┌──

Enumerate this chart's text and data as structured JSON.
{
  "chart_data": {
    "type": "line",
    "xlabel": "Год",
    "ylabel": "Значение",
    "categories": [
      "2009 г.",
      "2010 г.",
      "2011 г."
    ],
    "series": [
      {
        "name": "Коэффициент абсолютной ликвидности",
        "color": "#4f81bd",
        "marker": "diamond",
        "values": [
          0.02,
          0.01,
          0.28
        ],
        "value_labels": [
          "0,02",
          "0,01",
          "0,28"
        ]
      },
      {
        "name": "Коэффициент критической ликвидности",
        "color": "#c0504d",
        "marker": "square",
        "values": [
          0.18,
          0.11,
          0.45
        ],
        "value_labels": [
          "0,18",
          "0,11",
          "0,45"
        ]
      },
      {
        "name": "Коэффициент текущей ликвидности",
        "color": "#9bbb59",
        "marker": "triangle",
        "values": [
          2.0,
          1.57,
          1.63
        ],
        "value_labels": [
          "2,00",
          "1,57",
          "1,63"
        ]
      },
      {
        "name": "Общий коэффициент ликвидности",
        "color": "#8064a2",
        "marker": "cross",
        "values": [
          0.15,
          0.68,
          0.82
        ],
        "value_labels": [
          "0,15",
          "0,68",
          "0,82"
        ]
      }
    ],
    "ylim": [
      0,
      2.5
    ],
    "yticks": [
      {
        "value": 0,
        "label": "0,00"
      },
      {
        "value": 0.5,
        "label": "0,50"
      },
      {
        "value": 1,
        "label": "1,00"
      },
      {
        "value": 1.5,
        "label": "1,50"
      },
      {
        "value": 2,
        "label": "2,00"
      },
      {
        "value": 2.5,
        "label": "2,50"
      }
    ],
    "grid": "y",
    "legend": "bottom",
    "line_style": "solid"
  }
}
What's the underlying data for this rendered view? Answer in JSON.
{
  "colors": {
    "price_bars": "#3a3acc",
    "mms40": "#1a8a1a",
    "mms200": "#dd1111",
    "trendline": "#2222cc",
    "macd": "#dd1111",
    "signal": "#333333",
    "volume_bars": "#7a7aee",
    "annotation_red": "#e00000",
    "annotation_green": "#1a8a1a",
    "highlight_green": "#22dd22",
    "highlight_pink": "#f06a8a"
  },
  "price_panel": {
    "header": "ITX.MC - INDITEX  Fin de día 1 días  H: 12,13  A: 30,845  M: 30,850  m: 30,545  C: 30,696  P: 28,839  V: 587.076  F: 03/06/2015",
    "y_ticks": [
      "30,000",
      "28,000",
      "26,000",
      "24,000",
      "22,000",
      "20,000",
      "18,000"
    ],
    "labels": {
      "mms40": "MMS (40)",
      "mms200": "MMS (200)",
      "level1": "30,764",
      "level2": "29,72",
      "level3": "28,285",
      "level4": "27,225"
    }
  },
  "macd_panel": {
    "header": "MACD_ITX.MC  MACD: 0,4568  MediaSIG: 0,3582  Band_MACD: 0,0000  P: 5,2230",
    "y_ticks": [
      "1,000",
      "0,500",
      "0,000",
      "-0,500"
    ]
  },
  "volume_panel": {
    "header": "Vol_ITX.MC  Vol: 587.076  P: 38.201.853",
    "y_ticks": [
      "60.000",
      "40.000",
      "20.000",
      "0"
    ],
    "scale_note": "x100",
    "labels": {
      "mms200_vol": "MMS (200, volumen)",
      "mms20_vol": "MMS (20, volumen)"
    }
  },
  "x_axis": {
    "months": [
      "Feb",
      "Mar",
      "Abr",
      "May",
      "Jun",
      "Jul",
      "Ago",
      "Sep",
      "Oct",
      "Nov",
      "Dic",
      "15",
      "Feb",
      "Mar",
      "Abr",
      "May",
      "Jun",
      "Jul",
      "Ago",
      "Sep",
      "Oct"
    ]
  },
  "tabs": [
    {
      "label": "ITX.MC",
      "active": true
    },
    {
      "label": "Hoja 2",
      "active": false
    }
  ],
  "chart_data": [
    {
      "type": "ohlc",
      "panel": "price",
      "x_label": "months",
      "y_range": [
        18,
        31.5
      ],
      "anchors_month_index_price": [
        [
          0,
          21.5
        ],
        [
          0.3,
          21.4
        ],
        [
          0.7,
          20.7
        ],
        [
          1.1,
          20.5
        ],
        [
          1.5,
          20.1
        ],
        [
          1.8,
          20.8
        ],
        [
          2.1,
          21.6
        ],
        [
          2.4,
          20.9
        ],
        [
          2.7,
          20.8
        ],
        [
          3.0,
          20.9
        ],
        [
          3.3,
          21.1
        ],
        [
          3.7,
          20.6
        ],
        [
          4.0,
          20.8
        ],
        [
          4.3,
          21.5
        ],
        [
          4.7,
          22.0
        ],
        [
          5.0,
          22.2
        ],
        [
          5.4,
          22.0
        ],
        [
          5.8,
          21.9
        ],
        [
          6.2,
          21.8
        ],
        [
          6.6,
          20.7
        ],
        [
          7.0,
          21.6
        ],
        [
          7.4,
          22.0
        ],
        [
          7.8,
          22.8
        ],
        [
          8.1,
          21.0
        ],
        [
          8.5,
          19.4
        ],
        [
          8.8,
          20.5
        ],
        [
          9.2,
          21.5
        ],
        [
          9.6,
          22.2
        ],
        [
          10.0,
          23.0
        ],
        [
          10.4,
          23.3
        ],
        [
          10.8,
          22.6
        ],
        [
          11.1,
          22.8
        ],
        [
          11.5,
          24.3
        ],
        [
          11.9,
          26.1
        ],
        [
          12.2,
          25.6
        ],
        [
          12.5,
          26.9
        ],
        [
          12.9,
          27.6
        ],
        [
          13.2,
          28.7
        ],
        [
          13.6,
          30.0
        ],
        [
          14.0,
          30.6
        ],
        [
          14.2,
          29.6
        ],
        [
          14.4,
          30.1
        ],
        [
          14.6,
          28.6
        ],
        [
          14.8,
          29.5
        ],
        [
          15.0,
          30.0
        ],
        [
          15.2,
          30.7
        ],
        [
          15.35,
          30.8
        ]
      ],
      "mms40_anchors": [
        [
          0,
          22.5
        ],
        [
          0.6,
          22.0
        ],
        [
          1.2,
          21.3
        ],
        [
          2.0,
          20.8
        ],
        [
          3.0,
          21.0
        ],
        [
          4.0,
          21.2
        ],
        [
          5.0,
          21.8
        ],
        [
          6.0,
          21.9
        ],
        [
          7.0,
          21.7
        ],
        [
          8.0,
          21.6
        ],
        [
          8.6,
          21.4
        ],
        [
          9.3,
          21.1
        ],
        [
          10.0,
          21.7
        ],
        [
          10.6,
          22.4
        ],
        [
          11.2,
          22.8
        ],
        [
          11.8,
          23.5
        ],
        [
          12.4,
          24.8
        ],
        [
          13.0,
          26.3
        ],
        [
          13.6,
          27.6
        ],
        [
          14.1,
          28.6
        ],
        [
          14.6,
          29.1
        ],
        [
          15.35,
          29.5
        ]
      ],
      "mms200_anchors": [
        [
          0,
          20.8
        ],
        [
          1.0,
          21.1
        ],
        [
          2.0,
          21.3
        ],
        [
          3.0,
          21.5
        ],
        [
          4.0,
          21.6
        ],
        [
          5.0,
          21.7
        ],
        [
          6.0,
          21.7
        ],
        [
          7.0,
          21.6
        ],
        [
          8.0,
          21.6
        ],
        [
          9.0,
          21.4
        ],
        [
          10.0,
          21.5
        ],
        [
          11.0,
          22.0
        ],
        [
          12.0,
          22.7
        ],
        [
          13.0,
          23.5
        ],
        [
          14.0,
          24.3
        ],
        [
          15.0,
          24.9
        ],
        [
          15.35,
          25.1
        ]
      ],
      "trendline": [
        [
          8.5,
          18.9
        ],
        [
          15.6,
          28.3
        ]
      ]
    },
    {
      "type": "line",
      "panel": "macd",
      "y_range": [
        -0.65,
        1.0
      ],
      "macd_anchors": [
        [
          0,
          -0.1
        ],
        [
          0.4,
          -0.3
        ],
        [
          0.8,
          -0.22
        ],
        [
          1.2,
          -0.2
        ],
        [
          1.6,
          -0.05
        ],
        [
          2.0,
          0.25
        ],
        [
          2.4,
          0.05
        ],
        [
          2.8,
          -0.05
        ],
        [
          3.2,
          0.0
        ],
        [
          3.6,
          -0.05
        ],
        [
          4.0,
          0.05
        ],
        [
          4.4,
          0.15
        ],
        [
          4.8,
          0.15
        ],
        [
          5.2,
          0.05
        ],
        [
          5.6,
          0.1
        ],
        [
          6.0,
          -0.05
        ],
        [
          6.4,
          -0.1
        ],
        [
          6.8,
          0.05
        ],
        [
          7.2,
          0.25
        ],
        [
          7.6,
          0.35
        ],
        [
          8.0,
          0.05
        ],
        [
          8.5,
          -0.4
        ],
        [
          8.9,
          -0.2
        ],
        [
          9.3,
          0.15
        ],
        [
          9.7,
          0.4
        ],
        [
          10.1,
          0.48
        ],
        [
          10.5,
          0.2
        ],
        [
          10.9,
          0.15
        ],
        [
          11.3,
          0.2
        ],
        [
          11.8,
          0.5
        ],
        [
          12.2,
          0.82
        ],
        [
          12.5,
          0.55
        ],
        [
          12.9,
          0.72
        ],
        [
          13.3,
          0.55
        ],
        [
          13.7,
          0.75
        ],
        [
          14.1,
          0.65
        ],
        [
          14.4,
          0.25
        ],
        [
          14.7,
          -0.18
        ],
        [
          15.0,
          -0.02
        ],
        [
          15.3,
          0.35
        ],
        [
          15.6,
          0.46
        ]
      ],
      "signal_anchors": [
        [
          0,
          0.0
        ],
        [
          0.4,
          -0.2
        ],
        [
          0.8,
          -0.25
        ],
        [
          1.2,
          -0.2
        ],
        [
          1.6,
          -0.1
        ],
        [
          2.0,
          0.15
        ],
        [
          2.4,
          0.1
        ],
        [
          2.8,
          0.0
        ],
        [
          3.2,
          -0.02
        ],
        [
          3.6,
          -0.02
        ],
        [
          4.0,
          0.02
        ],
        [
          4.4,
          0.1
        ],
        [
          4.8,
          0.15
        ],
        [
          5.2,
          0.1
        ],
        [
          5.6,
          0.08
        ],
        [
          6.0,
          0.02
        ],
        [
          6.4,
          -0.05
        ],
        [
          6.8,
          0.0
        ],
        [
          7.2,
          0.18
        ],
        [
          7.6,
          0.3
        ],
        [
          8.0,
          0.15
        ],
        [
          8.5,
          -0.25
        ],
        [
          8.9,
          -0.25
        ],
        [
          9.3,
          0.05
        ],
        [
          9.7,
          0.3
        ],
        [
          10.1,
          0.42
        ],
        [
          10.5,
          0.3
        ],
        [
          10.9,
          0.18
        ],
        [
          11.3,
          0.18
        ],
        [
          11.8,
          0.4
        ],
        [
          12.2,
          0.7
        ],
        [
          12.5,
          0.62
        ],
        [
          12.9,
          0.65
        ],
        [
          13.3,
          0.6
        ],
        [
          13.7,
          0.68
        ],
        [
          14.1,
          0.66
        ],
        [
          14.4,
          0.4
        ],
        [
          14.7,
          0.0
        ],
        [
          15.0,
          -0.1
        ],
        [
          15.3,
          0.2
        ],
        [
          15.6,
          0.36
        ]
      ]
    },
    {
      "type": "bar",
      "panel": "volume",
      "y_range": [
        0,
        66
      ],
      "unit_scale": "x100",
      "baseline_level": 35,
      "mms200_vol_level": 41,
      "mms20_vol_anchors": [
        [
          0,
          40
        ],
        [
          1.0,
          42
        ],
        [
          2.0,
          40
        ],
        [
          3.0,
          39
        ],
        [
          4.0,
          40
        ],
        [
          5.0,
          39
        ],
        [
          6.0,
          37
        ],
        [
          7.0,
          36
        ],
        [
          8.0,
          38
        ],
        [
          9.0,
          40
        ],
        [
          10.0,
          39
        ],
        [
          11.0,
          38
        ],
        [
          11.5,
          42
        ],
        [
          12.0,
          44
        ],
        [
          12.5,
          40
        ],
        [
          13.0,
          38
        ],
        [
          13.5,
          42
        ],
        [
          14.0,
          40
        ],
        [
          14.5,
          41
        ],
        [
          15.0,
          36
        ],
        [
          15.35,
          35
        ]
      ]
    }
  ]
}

└──

WHAT YOU SHOULD DO: Return every line of the preceding records in which the word "volumen" appears.

RESPONSE FOR THIS EXERCISE:
      "mms200_vol": "MMS (200, volumen)",
      "mms20_vol": "MMS (20, volumen)"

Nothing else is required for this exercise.